-------- ENTRIES SHOWN
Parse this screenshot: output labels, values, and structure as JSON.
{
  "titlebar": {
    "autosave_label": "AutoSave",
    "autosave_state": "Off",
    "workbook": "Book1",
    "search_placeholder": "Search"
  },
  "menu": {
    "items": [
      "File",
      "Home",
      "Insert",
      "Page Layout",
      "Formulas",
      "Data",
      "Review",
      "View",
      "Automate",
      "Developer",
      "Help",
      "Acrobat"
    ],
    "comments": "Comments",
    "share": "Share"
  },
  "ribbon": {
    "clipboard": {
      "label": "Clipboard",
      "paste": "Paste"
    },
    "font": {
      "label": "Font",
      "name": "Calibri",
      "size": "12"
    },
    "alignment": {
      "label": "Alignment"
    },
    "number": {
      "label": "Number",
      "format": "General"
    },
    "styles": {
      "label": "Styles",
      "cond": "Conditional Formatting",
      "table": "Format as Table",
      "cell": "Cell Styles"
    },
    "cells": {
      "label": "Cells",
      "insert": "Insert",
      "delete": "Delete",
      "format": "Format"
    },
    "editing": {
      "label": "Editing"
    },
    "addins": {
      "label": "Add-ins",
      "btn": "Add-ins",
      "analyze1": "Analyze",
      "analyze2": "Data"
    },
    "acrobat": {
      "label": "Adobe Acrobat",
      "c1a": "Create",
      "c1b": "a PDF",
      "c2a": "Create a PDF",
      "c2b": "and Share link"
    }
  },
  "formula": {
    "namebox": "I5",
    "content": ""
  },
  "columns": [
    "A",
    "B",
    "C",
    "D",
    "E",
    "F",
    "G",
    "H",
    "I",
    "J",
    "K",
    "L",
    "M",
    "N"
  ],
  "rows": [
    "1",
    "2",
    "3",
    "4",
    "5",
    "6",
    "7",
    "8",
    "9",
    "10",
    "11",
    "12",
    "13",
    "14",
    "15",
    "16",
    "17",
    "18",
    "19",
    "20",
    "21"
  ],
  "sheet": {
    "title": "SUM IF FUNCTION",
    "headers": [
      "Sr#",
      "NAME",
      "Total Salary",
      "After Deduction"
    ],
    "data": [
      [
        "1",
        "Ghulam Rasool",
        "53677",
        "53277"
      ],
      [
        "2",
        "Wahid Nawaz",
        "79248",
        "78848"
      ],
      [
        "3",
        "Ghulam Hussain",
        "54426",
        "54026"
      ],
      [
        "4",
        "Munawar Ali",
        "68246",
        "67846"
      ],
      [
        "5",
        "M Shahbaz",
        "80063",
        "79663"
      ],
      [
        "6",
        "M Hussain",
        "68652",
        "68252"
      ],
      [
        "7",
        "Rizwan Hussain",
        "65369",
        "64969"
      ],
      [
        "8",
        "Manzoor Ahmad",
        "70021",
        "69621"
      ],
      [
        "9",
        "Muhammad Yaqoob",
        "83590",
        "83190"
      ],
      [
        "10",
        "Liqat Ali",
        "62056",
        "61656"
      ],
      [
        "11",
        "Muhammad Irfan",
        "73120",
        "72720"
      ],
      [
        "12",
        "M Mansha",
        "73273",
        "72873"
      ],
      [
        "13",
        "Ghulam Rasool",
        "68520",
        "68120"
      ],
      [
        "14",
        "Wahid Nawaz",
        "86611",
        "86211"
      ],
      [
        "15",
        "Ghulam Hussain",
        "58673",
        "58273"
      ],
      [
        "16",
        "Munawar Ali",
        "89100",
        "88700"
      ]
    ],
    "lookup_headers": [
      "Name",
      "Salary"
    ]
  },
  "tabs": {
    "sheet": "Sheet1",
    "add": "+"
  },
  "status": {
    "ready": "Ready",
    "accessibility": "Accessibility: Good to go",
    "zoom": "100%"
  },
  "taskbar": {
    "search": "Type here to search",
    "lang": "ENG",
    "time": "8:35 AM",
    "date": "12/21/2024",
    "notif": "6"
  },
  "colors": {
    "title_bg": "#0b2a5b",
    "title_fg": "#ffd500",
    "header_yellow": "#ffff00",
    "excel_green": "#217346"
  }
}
----------------
SHORT EXERCISE :: The records above must be output exactly, in full.

WORKED SOLUTION ::
Parse this screenshot: output labels, values, and structure as JSON.
{
  "titlebar": {
    "autosave_label": "AutoSave",
    "autosave_state": "Off",
    "workbook": "Book1",
    "search_placeholder": "Search"
  },
  "menu": {
    "items": [
      "File",
      "Home",
      "Insert",
      "Page Layout",
      "Formulas",
      "Data",
      "Review",
      "View",
      "Automate",
      "Developer",
      "Help",
      "Acrobat"
    ],
    "comments": "Comments",
    "share": "Share"
  },
  "ribbon": {
    "clipboard": {
      "label": "Clipboard",
      "paste": "Paste"
    },
    "font": {
      "label": "Font",
      "name": "Calibri",
      "size": "12"
    },
    "alignment": {
      "label": "Alignment"
    },
    "number": {
      "label": "Number",
      "format": "General"
    },
    "styles": {
      "label": "Styles",
      "cond": "Conditional Formatting",
      "table": "Format as Table",
      "cell": "Cell Styles"
    },
    "cells": {
      "label": "Cells",
      "insert": "Insert",
      "delete": "Delete",
      "format": "Format"
    },
    "editing": {
      "label": "Editing"
    },
    "addins": {
      "label": "Add-ins",
      "btn": "Add-ins",
      "analyze1": "Analyze",
      "analyze2": "Data"
    },
    "acrobat": {
      "label": "Adobe Acrobat",
      "c1a": "Create",
      "c1b": "a PDF",
      "c2a": "Create a PDF",
      "c2b": "and Share link"
    }
  },
  "formula": {
    "namebox": "I5",
    "content": ""
  },
  "columns": [
    "A",
    "B",
    "C",
    "D",
    "E",
    "F",
    "G",
    "H",
    "I",
    "J",
    "K",
    "L",
    "M",
    "N"
  ],
  "rows": [
    "1",
    "2",
    "3",
    "4",
    "5",
    "6",
    "7",
    "8",
    "9",
    "10",
    "11",
    "12",
    "13",
    "14",
    "15",
    "16",
    "17",
    "18",
    "19",
    "20",
    "21"
  ],
  "sheet": {
    "title": "SUM IF FUNCTION",
    "headers": [
      "Sr#",
      "NAME",
      "Total Salary",
      "After Deduction"
    ],
    "data": [
      [
        "1",
        "Ghulam Rasool",
        "53677",
        "53277"
      ],
      [
        "2",
        "Wahid Nawaz",
        "79248",
        "78848"
      ],
      [
        "3",
        "Ghulam Hussain",
        "54426",
        "54026"
      ],
      [
        "4",
        "Munawar Ali",
        "68246",
        "67846"
      ],
      [
        "5",
        "M Shahbaz",
        "80063",
        "79663"
      ],
      [
        "6",
        "M Hussain",
        "68652",
        "68252"
      ],
      [
        "7",
        "Rizwan Hussain",
        "65369",
        "64969"
      ],
      [
        "8",
        "Manzoor Ahmad",
        "70021",
        "69621"
      ],
      [
        "9",
        "Muhammad Yaqoob",
        "83590",
        "83190"
      ],
      [
        "10",
        "Liqat Ali",
        "62056",
        "61656"
      ],
      [
        "11",
        "Muhammad Irfan",
        "73120",
        "72720"
      ],
      [
        "12",
        "M Mansha",
        "73273",
        "72873"
      ],
      [
        "13",
        "Ghulam Rasool",
        "68520",
        "68120"
      ],
      [
        "14",
        "Wahid Nawaz",
        "86611",
        "86211"
      ],
      [
        "15",
        "Ghulam Hussain",
        "58673",
        "58273"
      ],
      [
        "16",
        "Munawar Ali",
        "89100",
        "88700"
      ]
    ],
    "lookup_headers": [
      "Name",
      "Salary"
    ]
  },
  "tabs": {
    "sheet": "Sheet1",
    "add": "+"
  },
  "status": {
    "ready": "Ready",
    "accessibility": "Accessibility: Good to go",
    "zoom": "100%"
  },
  "taskbar": {
    "search": "Type here to search",
    "lang": "ENG",
    "time": "8:35 AM",
    "date": "12/21/2024",
    "notif": "6"
  },
  "colors": {
    "title_bg": "#0b2a5b",
    "title_fg": "#ffd500",
    "header_yellow": "#ffff00",
    "excel_green": "#217346"
  }
}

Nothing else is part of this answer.